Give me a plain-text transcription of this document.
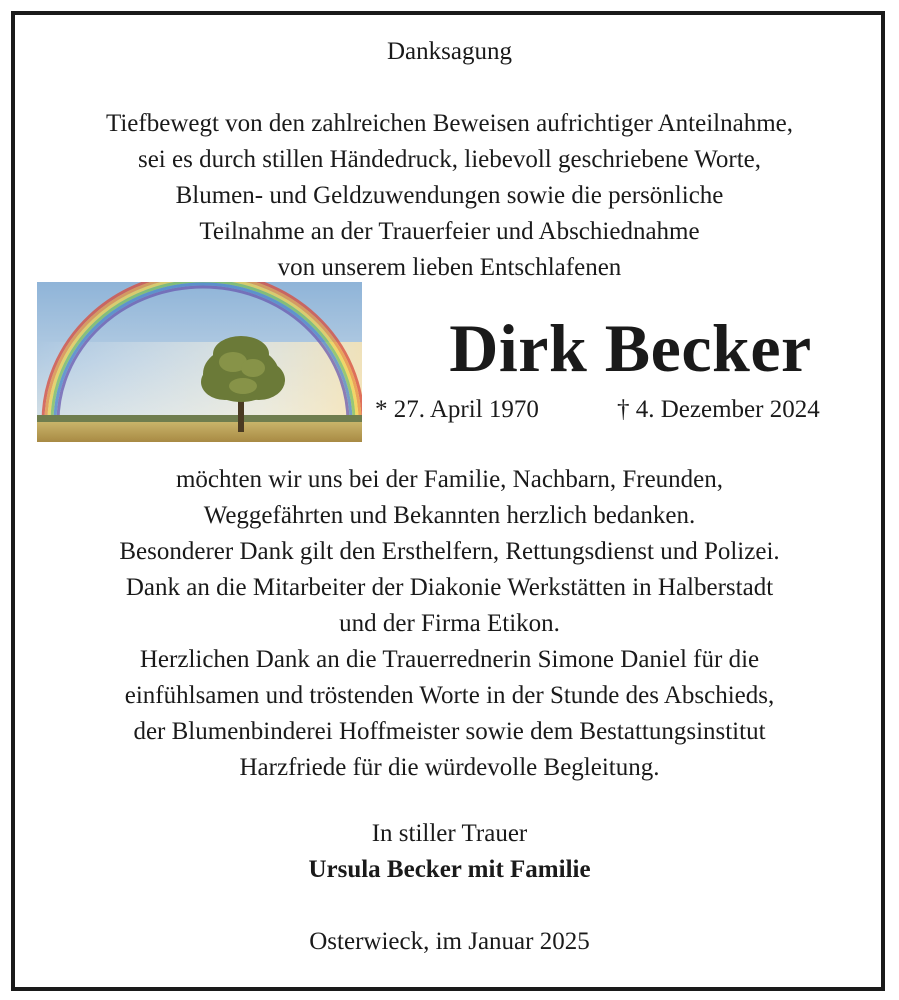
Danksagung
Tiefbewegt von den zahlreichen Beweisen aufrichtiger Anteilnahme,
sei es durch stillen Händedruck, liebevoll geschriebene Worte,
Blumen- und Geldzuwendungen sowie die persönliche
Teilnahme an der Trauerfeier und Abschiednahme
von unserem lieben Entschlafenen
Dirk Becker
* 27. April 1970	† 4. Dezember 2024
möchten wir uns bei der Familie, Nachbarn, Freunden,
Weggefährten und Bekannten herzlich bedanken.
Besonderer Dank gilt den Ersthelfern, Rettungsdienst und Polizei.
Dank an die Mitarbeiter der Diakonie Werkstätten in Halberstadt
und der Firma Etikon.
Herzlichen Dank an die Trauerrednerin Simone Daniel für die
einfühlsamen und tröstenden Worte in der Stunde des Abschieds,
der Blumenbinderei Hoffmeister sowie dem Bestattungsinstitut
Harzfriede für die würdevolle Begleitung.
In stiller Trauer
Ursula Becker mit Familie
Osterwieck, im Januar 2025
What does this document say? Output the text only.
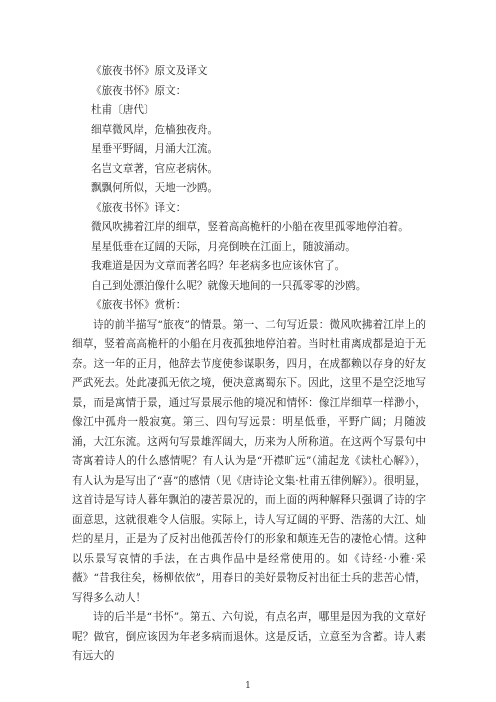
《旅夜书怀》原文及译文

《旅夜书怀》原文：

杜甫〔唐代〕

细草微风岸，危樯独夜舟。

星垂平野阔，月涌大江流。

名岂文章著，官应老病休。

飘飘何所似，天地一沙鸥。

《旅夜书怀》译文：

微风吹拂着江岸的细草，竖着高高桅杆的小船在夜里孤零地停泊着。

星星低垂在辽阔的天际，月亮倒映在江面上，随波涌动。

我难道是因为文章而著名吗？年老病多也应该休官了。

自己到处漂泊像什么呢？就像天地间的一只孤零零的沙鸥。

《旅夜书怀》赏析：

诗的前半描写“旅夜”的情景。第一、二句写近景：微风吹拂着江岸上的细草，竖着高高桅杆的小船在月夜孤独地停泊着。当时杜甫离成都是迫于无奈。这一年的正月，他辞去节度使参谋职务，四月，在成都赖以存身的好友严武死去。处此凄孤无依之境，便决意离蜀东下。因此，这里不是空泛地写景，而是寓情于景，通过写景展示他的境况和情怀：像江岸细草一样渺小，像江中孤舟一般寂寞。第三、四句写远景：明星低垂，平野广阔；月随波涌，大江东流。这两句写景雄浑阔大，历来为人所称道。在这两个写景句中寄寓着诗人的什么感情呢？有人认为是“开襟旷远”（浦起龙《读杜心解》），有人认为是写出了“喜”的感情（见《唐诗论文集·杜甫五律例解》）。很明显，这首诗是写诗人暮年飘泊的凄苦景况的，而上面的两种解释只强调了诗的字面意思，这就很难令人信服。实际上，诗人写辽阔的平野、浩荡的大江、灿烂的星月，正是为了反衬出他孤苦伶仃的形象和颠连无告的凄怆心情。这种以乐景写哀情的手法，在古典作品中是经常使用的。如《诗经·小雅·采薇》“昔我往矣，杨柳依依”，用春日的美好景物反衬出征士兵的悲苦心情，写得多么动人！

诗的后半是“书怀”。第五、六句说，有点名声，哪里是因为我的文章好呢？做官，倒应该因为年老多病而退休。这是反话，立意至为含蓄。诗人素有远大的

1
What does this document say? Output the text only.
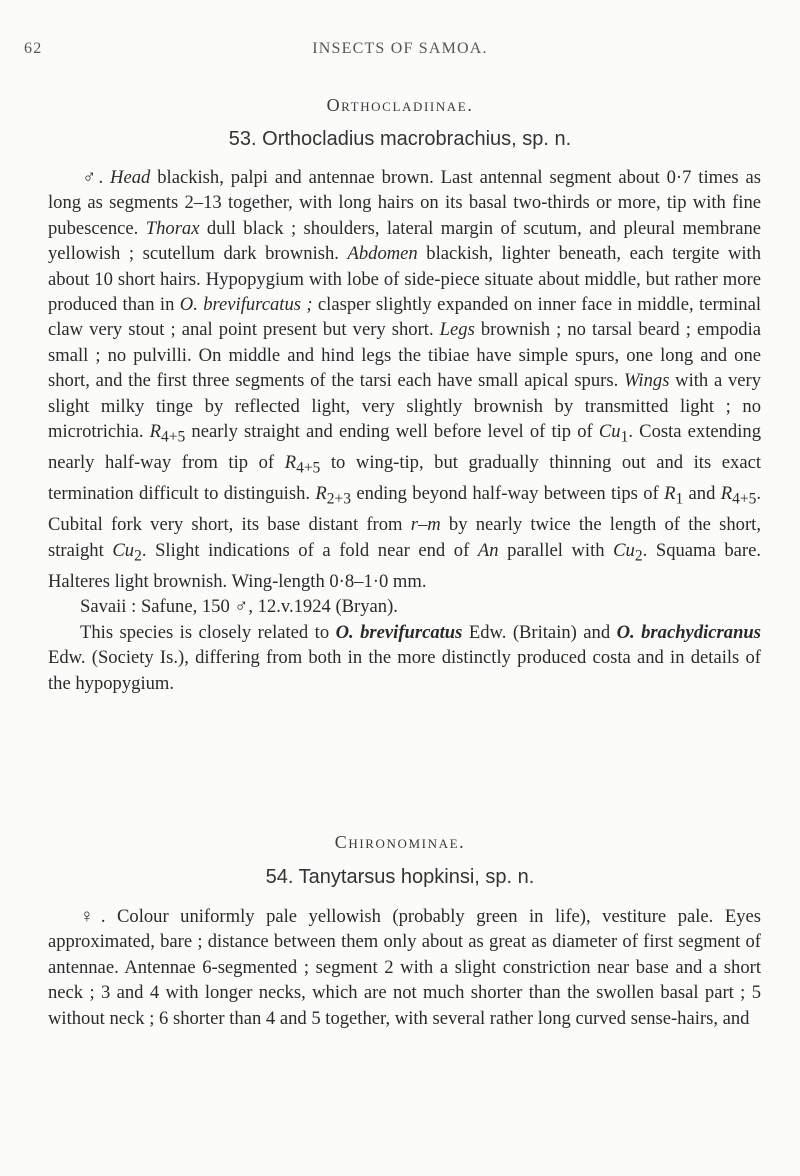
62	INSECTS OF SAMOA.
Orthocladiinae.
53. Orthocladius macrobrachius, sp. n.

♂. Head blackish, palpi and antennae brown. Last antennal segment about 0·7 times as long as segments 2–13 together, with long hairs on its basal two-thirds or more, tip with fine pubescence. Thorax dull black ; shoulders, lateral margin of scutum, and pleural membrane yellowish ; scutellum dark brownish. Abdomen blackish, lighter beneath, each tergite with about 10 short hairs. Hypopygium with lobe of side-piece situate about middle, but rather more produced than in O. brevifurcatus ; clasper slightly expanded on inner face in middle, terminal claw very stout ; anal point present but very short. Legs brownish ; no tarsal beard ; empodia small ; no pulvilli. On middle and hind legs the tibiae have simple spurs, one long and one short, and the first three segments of the tarsi each have small apical spurs. Wings with a very slight milky tinge by reflected light, very slightly brownish by transmitted light ; no microtrichia. $R_{4+5}$ nearly straight and ending well before level of tip of $Cu_1$. Costa extending nearly half-way from tip of $R_{4+5}$ to wing-tip, but gradually thinning out and its exact termination difficult to distinguish. $R_{2+3}$ ending beyond half-way between tips of $R_1$ and $R_{4+5}$. Cubital fork very short, its base distant from r–m by nearly twice the length of the short, straight $Cu_2$. Slight indications of a fold near end of An parallel with $Cu_2$. Squama bare. Halteres light brownish. Wing-length 0·8–1·0 mm.

Savaii : Safune, 150 ♂, 12.v.1924 (Bryan).

This species is closely related to O. brevifurcatus Edw. (Britain) and O. brachydicranus Edw. (Society Is.), differing from both in the more distinctly produced costa and in details of the hypopygium.

Chironominae.
54. Tanytarsus hopkinsi, sp. n.

♀. Colour uniformly pale yellowish (probably green in life), vestiture pale. Eyes approximated, bare ; distance between them only about as great as diameter of first segment of antennae. Antennae 6-segmented ; segment 2 with a slight constriction near base and a short neck ; 3 and 4 with longer necks, which are not much shorter than the swollen basal part ; 5 without neck ; 6 shorter than 4 and 5 together, with several rather long curved sense-hairs, and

* [Task directions] Reproduce each entry verbatim, excluding any embedded images.

* [Result]
Give me a plain-text transcription of this document.
Danksagung
Tiefbewegt von den zahlreichen Beweisen aufrichtiger Anteilnahme,
sei es durch stillen Händedruck, liebevoll geschriebene Worte,
Blumen- und Geldzuwendungen sowie die persönliche
Teilnahme an der Trauerfeier und Abschiednahme
von unserem lieben Entschlafenen
Dirk Becker
* 27. April 1970	† 4. Dezember 2024
möchten wir uns bei der Familie, Nachbarn, Freunden,
Weggefährten und Bekannten herzlich bedanken.
Besonderer Dank gilt den Ersthelfern, Rettungsdienst und Polizei.
Dank an die Mitarbeiter der Diakonie Werkstätten in Halberstadt
und der Firma Etikon.
Herzlichen Dank an die Trauerrednerin Simone Daniel für die
einfühlsamen und tröstenden Worte in der Stunde des Abschieds,
der Blumenbinderei Hoffmeister sowie dem Bestattungsinstitut
Harzfriede für die würdevolle Begleitung.
In stiller Trauer
Ursula Becker mit Familie
Osterwieck, im Januar 2025
What does this document say? Output the text only.
《旅夜书怀》原文及译文

《旅夜书怀》原文：

杜甫〔唐代〕

细草微风岸，危樯独夜舟。

星垂平野阔，月涌大江流。

名岂文章著，官应老病休。

飘飘何所似，天地一沙鸥。

《旅夜书怀》译文：

微风吹拂着江岸的细草，竖着高高桅杆的小船在夜里孤零地停泊着。

星星低垂在辽阔的天际，月亮倒映在江面上，随波涌动。

我难道是因为文章而著名吗？年老病多也应该休官了。

自己到处漂泊像什么呢？就像天地间的一只孤零零的沙鸥。

《旅夜书怀》赏析：

诗的前半描写“旅夜”的情景。第一、二句写近景：微风吹拂着江岸上的细草，竖着高高桅杆的小船在月夜孤独地停泊着。当时杜甫离成都是迫于无奈。这一年的正月，他辞去节度使参谋职务，四月，在成都赖以存身的好友严武死去。处此凄孤无依之境，便决意离蜀东下。因此，这里不是空泛地写景，而是寓情于景，通过写景展示他的境况和情怀：像江岸细草一样渺小，像江中孤舟一般寂寞。第三、四句写远景：明星低垂，平野广阔；月随波涌，大江东流。这两句写景雄浑阔大，历来为人所称道。在这两个写景句中寄寓着诗人的什么感情呢？有人认为是“开襟旷远”（浦起龙《读杜心解》），有人认为是写出了“喜”的感情（见《唐诗论文集·杜甫五律例解》）。很明显，这首诗是写诗人暮年飘泊的凄苦景况的，而上面的两种解释只强调了诗的字面意思，这就很难令人信服。实际上，诗人写辽阔的平野、浩荡的大江、灿烂的星月，正是为了反衬出他孤苦伶仃的形象和颠连无告的凄怆心情。这种以乐景写哀情的手法，在古典作品中是经常使用的。如《诗经·小雅·采薇》“昔我往矣，杨柳依依”，用春日的美好景物反衬出征士兵的悲苦心情，写得多么动人！

诗的后半是“书怀”。第五、六句说，有点名声，哪里是因为我的文章好呢？做官，倒应该因为年老多病而退休。这是反话，立意至为含蓄。诗人素有远大的

1
What does this document say? Output the text only.
62	INSECTS OF SAMOA.
Orthocladiinae.
53. Orthocladius macrobrachius, sp. n.

♂. Head blackish, palpi and antennae brown. Last antennal segment about 0·7 times as long as segments 2–13 together, with long hairs on its basal two-thirds or more, tip with fine pubescence. Thorax dull black ; shoulders, lateral margin of scutum, and pleural membrane yellowish ; scutellum dark brownish. Abdomen blackish, lighter beneath, each tergite with about 10 short hairs. Hypopygium with lobe of side-piece situate about middle, but rather more produced than in O. brevifurcatus ; clasper slightly expanded on inner face in middle, terminal claw very stout ; anal point present but very short. Legs brownish ; no tarsal beard ; empodia small ; no pulvilli. On middle and hind legs the tibiae have simple spurs, one long and one short, and the first three segments of the tarsi each have small apical spurs. Wings with a very slight milky tinge by reflected light, very slightly brownish by transmitted light ; no microtrichia. $R_{4+5}$ nearly straight and ending well before level of tip of $Cu_1$. Costa extending nearly half-way from tip of $R_{4+5}$ to wing-tip, but gradually thinning out and its exact termination difficult to distinguish. $R_{2+3}$ ending beyond half-way between tips of $R_1$ and $R_{4+5}$. Cubital fork very short, its base distant from r–m by nearly twice the length of the short, straight $Cu_2$. Slight indications of a fold near end of An parallel with $Cu_2$. Squama bare. Halteres light brownish. Wing-length 0·8–1·0 mm.

Savaii : Safune, 150 ♂, 12.v.1924 (Bryan).

This species is closely related to O. brevifurcatus Edw. (Britain) and O. brachydicranus Edw. (Society Is.), differing from both in the more distinctly produced costa and in details of the hypopygium.

Chironominae.
54. Tanytarsus hopkinsi, sp. n.

♀. Colour uniformly pale yellowish (probably green in life), vestiture pale. Eyes approximated, bare ; distance between them only about as great as diameter of first segment of antennae. Antennae 6-segmented ; segment 2 with a slight constriction near base and a short neck ; 3 and 4 with longer necks, which are not much shorter than the swollen basal part ; 5 without neck ; 6 shorter than 4 and 5 together, with several rather long curved sense-hairs, and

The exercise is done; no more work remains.